[start Available data]

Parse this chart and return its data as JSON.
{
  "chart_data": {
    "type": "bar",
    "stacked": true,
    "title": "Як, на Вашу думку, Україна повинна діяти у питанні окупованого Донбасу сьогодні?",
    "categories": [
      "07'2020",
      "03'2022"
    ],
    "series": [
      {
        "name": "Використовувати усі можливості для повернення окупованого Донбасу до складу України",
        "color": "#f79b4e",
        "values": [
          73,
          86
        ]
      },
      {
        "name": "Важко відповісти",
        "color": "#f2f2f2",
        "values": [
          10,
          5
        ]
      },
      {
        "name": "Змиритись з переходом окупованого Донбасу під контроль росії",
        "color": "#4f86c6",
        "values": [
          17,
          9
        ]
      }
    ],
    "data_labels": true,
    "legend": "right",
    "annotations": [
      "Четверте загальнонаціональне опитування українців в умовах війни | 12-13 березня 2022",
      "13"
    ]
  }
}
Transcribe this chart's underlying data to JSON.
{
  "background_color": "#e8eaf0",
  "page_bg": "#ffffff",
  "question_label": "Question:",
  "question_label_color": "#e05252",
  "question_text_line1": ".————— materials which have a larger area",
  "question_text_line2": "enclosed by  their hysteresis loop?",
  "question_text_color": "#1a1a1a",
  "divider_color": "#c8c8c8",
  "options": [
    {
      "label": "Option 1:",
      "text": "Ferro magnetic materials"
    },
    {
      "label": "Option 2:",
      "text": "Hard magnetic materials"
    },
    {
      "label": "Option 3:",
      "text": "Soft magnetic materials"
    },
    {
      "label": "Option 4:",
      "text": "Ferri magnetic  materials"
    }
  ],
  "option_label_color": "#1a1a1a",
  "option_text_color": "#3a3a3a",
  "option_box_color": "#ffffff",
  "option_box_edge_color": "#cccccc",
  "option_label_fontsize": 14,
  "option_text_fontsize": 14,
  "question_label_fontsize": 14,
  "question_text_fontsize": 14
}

[end Available data]

▶ [Work to do]: Filter out every line that lacks the word "materials", and copy the rest.

▶ [Output of the exercise]:
  "question_text_line1": ".————— materials which have a larger area",
      "text": "Ferro magnetic materials"
      "text": "Hard magnetic materials"
      "text": "Soft magnetic materials"
      "text": "Ferri magnetic  materials"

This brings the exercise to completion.